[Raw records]
++++++++

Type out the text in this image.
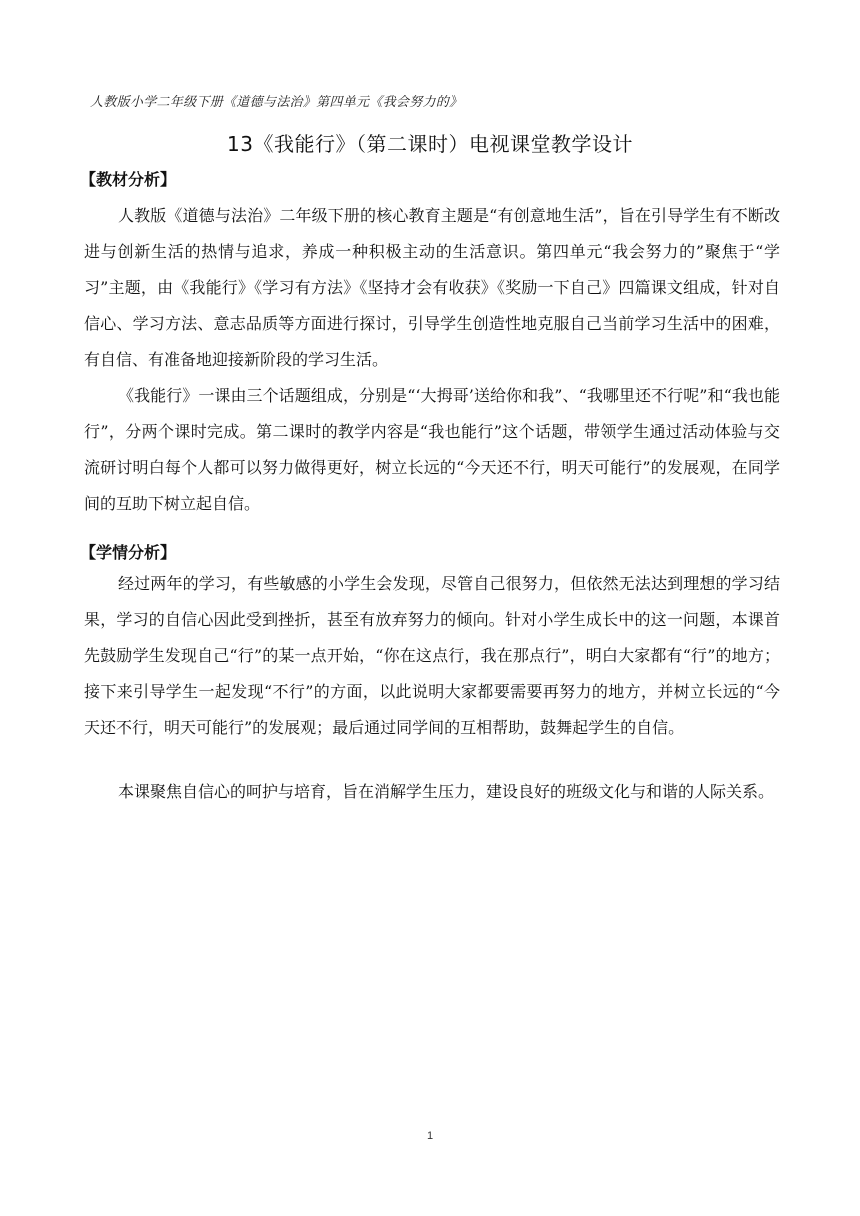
人教版小学二年级下册《道德与法治》第四单元《我会努力的》
13《我能行》（第二课时）电视课堂教学设计
【教材分析】

人教版《道德与法治》二年级下册的核心教育主题是“有创意地生活”，旨在引导学生有不断改进与创新生活的热情与追求，养成一种积极主动的生活意识。第四单元“我会努力的”聚焦于“学习”主题，由《我能行》《学习有方法》《坚持才会有收获》《奖励一下自己》四篇课文组成，针对自信心、学习方法、意志品质等方面进行探讨，引导学生创造性地克服自己当前学习生活中的困难，有自信、有准备地迎接新阶段的学习生活。

《我能行》一课由三个话题组成，分别是“‘大拇哥’送给你和我”、“我哪里还不行呢”和“我也能行”，分两个课时完成。第二课时的教学内容是“我也能行”这个话题，带领学生通过活动体验与交流研讨明白每个人都可以努力做得更好，树立长远的“今天还不行，明天可能行”的发展观，在同学间的互助下树立起自信。

【学情分析】

经过两年的学习，有些敏感的小学生会发现，尽管自己很努力，但依然无法达到理想的学习结果，学习的自信心因此受到挫折，甚至有放弃努力的倾向。针对小学生成长中的这一问题，本课首先鼓励学生发现自己“行”的某一点开始，“你在这点行，我在那点行”，明白大家都有“行”的地方；接下来引导学生一起发现“不行”的方面，以此说明大家都要需要再努力的地方，并树立长远的“今天还不行，明天可能行”的发展观；最后通过同学间的互相帮助，鼓舞起学生的自信。

本课聚焦自信心的呵护与培育，旨在消解学生压力，建设良好的班级文化与和谐的人际关系。

1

++++++++

From the data above, pick out each line containing "的发展观" and copy it.

《我能行》一课由三个话题组成，分别是“‘大拇哥’送给你和我”、“我哪里还不行呢”和“我也能行”，分两个课时完成。第二课时的教学内容是“我也能行”这个话题，带领学生通过活动体验与交流研讨明白每个人都可以努力做得更好，树立长远的“今天还不行，明天可能行”的发展观，在同学间的互助下树立起自信。
经过两年的学习，有些敏感的小学生会发现，尽管自己很努力，但依然无法达到理想的学习结果，学习的自信心因此受到挫折，甚至有放弃努力的倾向。针对小学生成长中的这一问题，本课首先鼓励学生发现自己“行”的某一点开始，“你在这点行，我在那点行”，明白大家都有“行”的地方；接下来引导学生一起发现“不行”的方面，以此说明大家都要需要再努力的地方，并树立长远的“今天还不行，明天可能行”的发展观；最后通过同学间的互相帮助，鼓舞起学生的自信。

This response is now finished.